[Dataset entries]

··········

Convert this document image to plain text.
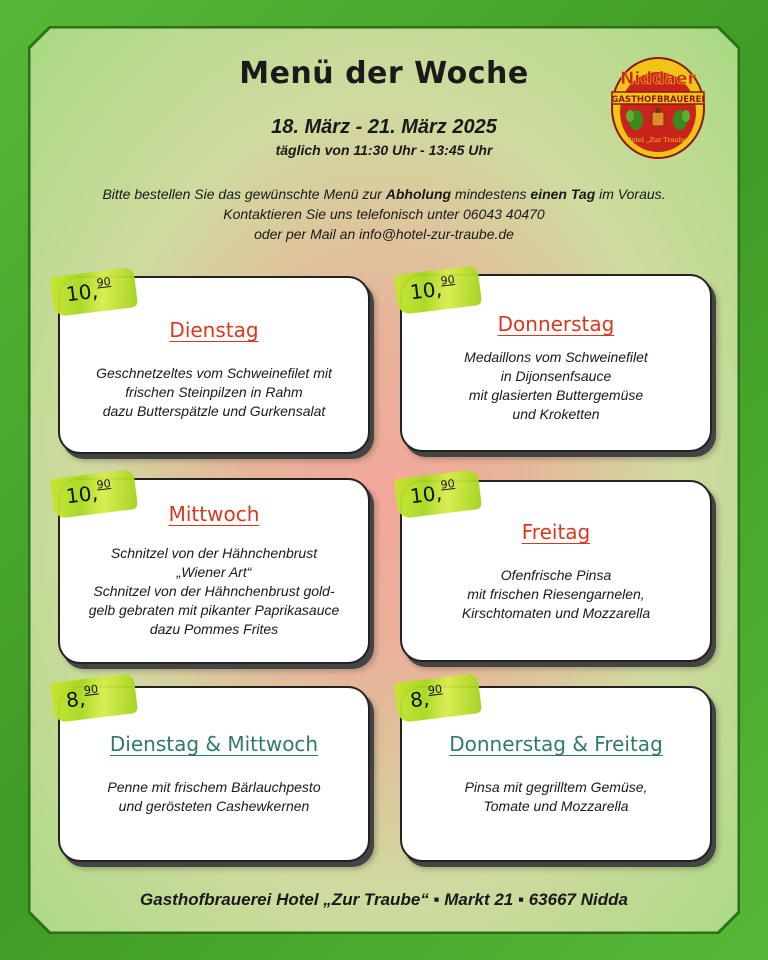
Menü der Woche
18. März - 21. März 2025
täglich von 11:30 Uhr - 13:45 Uhr
Bitte bestellen Sie das gewünschte Menü zur Abholung mindestens einen Tag im Voraus.
Kontaktieren Sie uns telefonisch unter 06043 40470
oder per Mail an info@hotel-zur-traube.de
Niddaer
GASTHOFBRAUEREI
Hotel „Zur Traube“
Dienstag
Geschnetzeltes vom Schweinefilet mit
frischen Steinpilzen in Rahm
dazu Butterspätzle und Gurkensalat
10,90
Donnerstag
Medaillons vom Schweinefilet
in Dijonsenfsauce
mit glasierten Buttergemüse
und Kroketten
10,90
Mittwoch
Schnitzel von der Hähnchenbrust
„Wiener Art“
Schnitzel von der Hähnchenbrust gold-
gelb gebraten mit pikanter Paprikasauce
dazu Pommes Frites
10,90
Freitag
Ofenfrische Pinsa
mit frischen Riesengarnelen,
Kirschtomaten und Mozzarella
10,90
Dienstag & Mittwoch
Penne mit frischem Bärlauchpesto
und gerösteten Cashewkernen
8,90
Donnerstag & Freitag
Pinsa mit gegrilltem Gemüse,
Tomate und Mozzarella
8,90
Gasthofbrauerei Hotel „Zur Traube“ ▪ Markt 21 ▪ 63667 Nidda
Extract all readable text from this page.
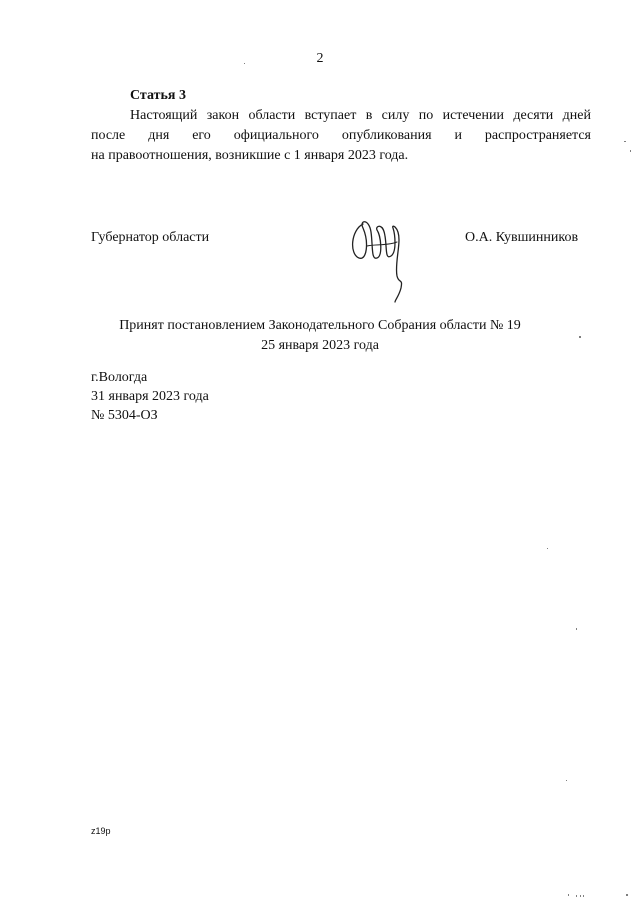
2
Статья 3
Настоящий закон области вступает в силу по истечении десяти дней
после дня его официального опубликования и распространяется
на правоотношения, возникшие с 1 января 2023 года.
Губернатор области	О.А. Кувшинников
Принят постановлением Законодательного Собрания области № 19
25 января 2023 года
г.Вологда
31 января 2023 года
№ 5304-ОЗ
z19p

··········

● **WHAT NEEDS TO BE DONE**
Write out exactly the lines from the line holding "Extract all readable text from this page." through the last line of the records above, inclusive, and nothing more. Leave out the pictures.

● **THE SOLUTION**
Extract all readable text from this page.
2
Статья 3
Настоящий закон области вступает в силу по истечении десяти дней
после дня его официального опубликования и распространяется
на правоотношения, возникшие с 1 января 2023 года.
Губернатор области	О.А. Кувшинников
Принят постановлением Законодательного Собрания области № 19
25 января 2023 года
г.Вологда
31 января 2023 года
№ 5304-ОЗ
z19p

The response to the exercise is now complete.